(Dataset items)
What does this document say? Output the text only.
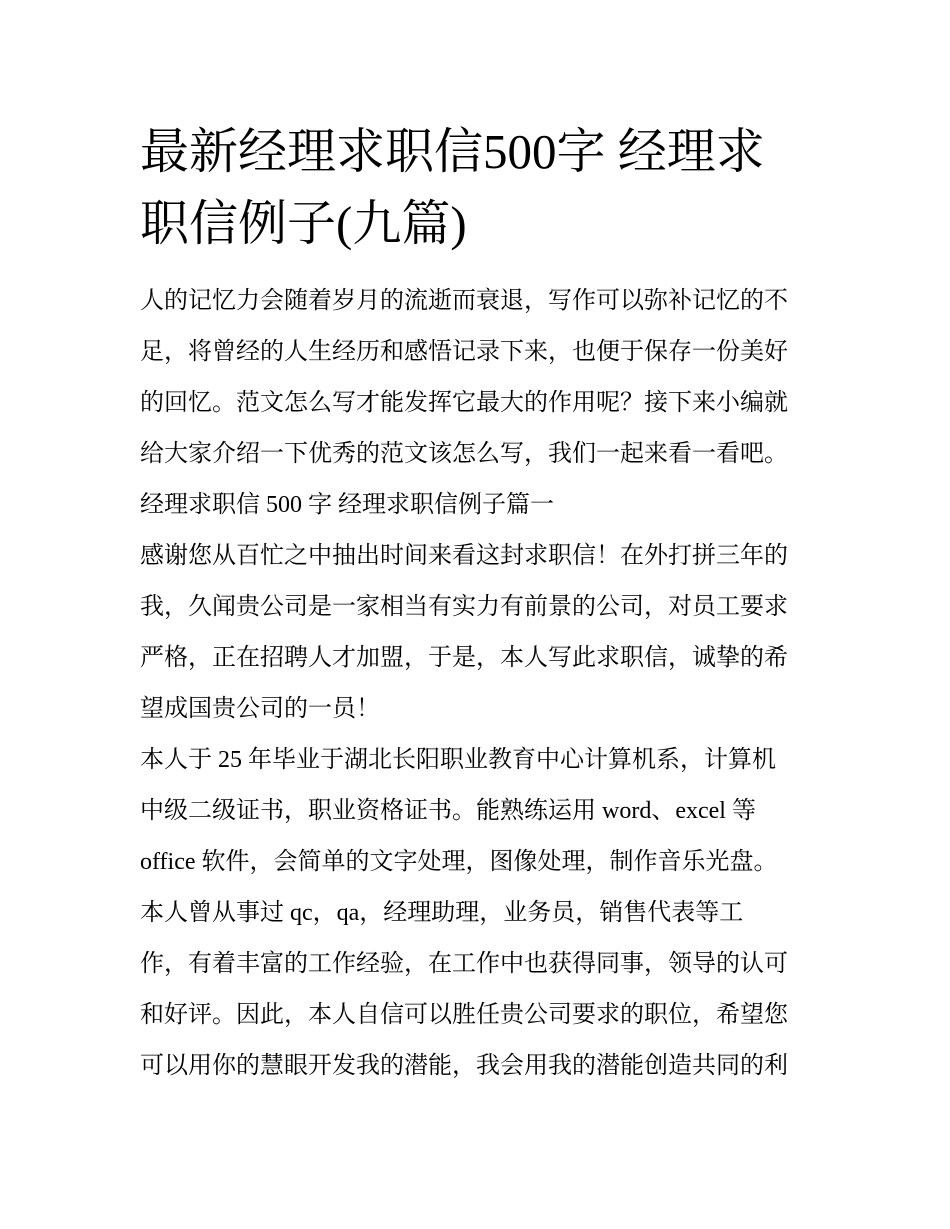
最新经理求职信500字 经理求
职信例子(九篇)
人的记忆力会随着岁月的流逝而衰退，写作可以弥补记忆的不
足，将曾经的人生经历和感悟记录下来，也便于保存一份美好
的回忆。范文怎么写才能发挥它最大的作用呢？接下来小编就
给大家介绍一下优秀的范文该怎么写，我们一起来看一看吧。
经理求职信 500 字 经理求职信例子篇一
感谢您从百忙之中抽出时间来看这封求职信！在外打拼三年的
我，久闻贵公司是一家相当有实力有前景的公司，对员工要求
严格，正在招聘人才加盟，于是，本人写此求职信，诚挚的希
望成国贵公司的一员！
本人于 25 年毕业于湖北长阳职业教育中心计算机系，计算机
中级二级证书，职业资格证书。能熟练运用 word、excel 等
office 软件，会简单的文字处理，图像处理，制作音乐光盘。
本人曾从事过 qc，qa，经理助理，业务员，销售代表等工
作，有着丰富的工作经验，在工作中也获得同事，领导的认可
和好评。因此，本人自信可以胜任贵公司要求的职位，希望您
可以用你的慧眼开发我的潜能，我会用我的潜能创造共同的利
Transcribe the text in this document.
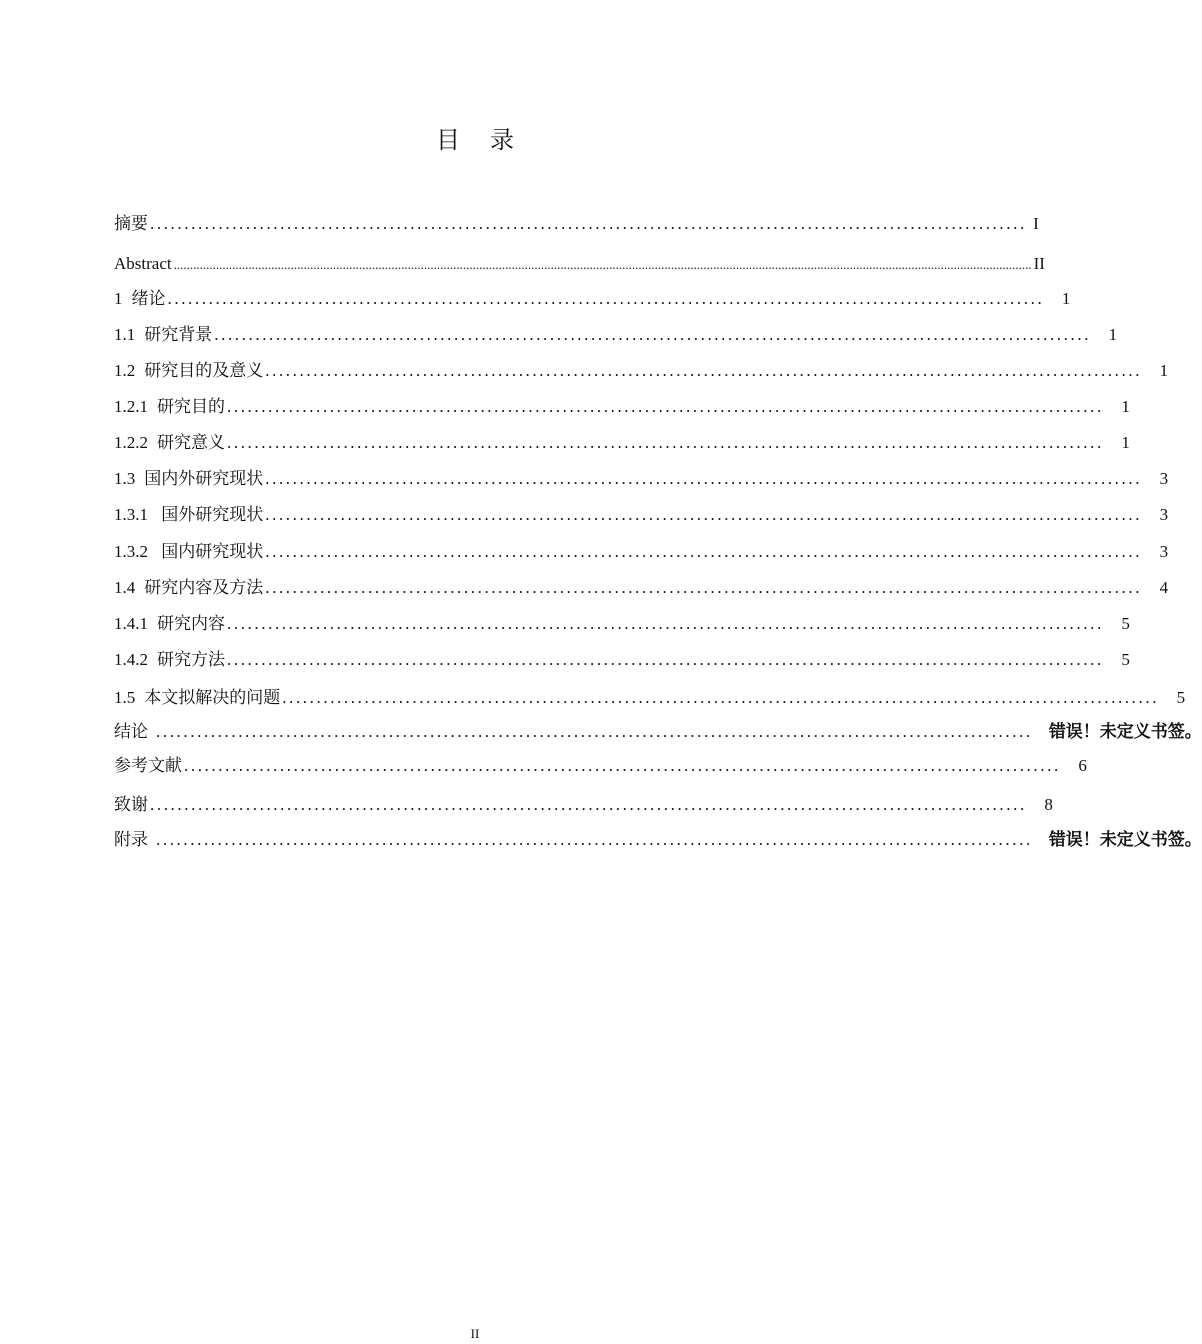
目 录
摘要 ................................................................................................................................ I
Abstract ........................................................................................................................................................................................................................................................................ II
1 绪论 ................................................................................................................................ 1
1.1 研究背景 ................................................................................................................................ 1
1.2 研究目的及意义 ................................................................................................................................ 1
1.2.1 研究目的 ................................................................................................................................ 1
1.2.2 研究意义 ................................................................................................................................ 1
1.3 国内外研究现状 ................................................................................................................................ 3
1.3.1 国外研究现状 ................................................................................................................................ 3
1.3.2 国内研究现状 ................................................................................................................................ 3
1.4 研究内容及方法 ................................................................................................................................ 4
1.4.1 研究内容 ................................................................................................................................ 5
1.4.2 研究方法 ................................................................................................................................ 5
1.5 本文拟解决的问题 ................................................................................................................................ 5
结论 ................................................................................................................................ 错误！未定义书签。
参考文献 ................................................................................................................................ 6
致谢 ................................................................................................................................ 8
附录 ................................................................................................................................ 错误！未定义书签。
II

## THE PROBLEM
Retype each record exactly as it stands, but do not include the pictures.

## SOLUTION TO THIS PROBLEM
What does this document say? Output the text only.
最新经理求职信500字 经理求
职信例子(九篇)
人的记忆力会随着岁月的流逝而衰退，写作可以弥补记忆的不
足，将曾经的人生经历和感悟记录下来，也便于保存一份美好
的回忆。范文怎么写才能发挥它最大的作用呢？接下来小编就
给大家介绍一下优秀的范文该怎么写，我们一起来看一看吧。
经理求职信 500 字 经理求职信例子篇一
感谢您从百忙之中抽出时间来看这封求职信！在外打拼三年的
我，久闻贵公司是一家相当有实力有前景的公司，对员工要求
严格，正在招聘人才加盟，于是，本人写此求职信，诚挚的希
望成国贵公司的一员！
本人于 25 年毕业于湖北长阳职业教育中心计算机系，计算机
中级二级证书，职业资格证书。能熟练运用 word、excel 等
office 软件，会简单的文字处理，图像处理，制作音乐光盘。
本人曾从事过 qc，qa，经理助理，业务员，销售代表等工
作，有着丰富的工作经验，在工作中也获得同事，领导的认可
和好评。因此，本人自信可以胜任贵公司要求的职位，希望您
可以用你的慧眼开发我的潜能，我会用我的潜能创造共同的利
Transcribe the text in this document.
目 录
摘要 ................................................................................................................................ I
Abstract ........................................................................................................................................................................................................................................................................ II
1 绪论 ................................................................................................................................ 1
1.1 研究背景 ................................................................................................................................ 1
1.2 研究目的及意义 ................................................................................................................................ 1
1.2.1 研究目的 ................................................................................................................................ 1
1.2.2 研究意义 ................................................................................................................................ 1
1.3 国内外研究现状 ................................................................................................................................ 3
1.3.1 国外研究现状 ................................................................................................................................ 3
1.3.2 国内研究现状 ................................................................................................................................ 3
1.4 研究内容及方法 ................................................................................................................................ 4
1.4.1 研究内容 ................................................................................................................................ 5
1.4.2 研究方法 ................................................................................................................................ 5
1.5 本文拟解决的问题 ................................................................................................................................ 5
结论 ................................................................................................................................ 错误！未定义书签。
参考文献 ................................................................................................................................ 6
致谢 ................................................................................................................................ 8
附录 ................................................................................................................................ 错误！未定义书签。
II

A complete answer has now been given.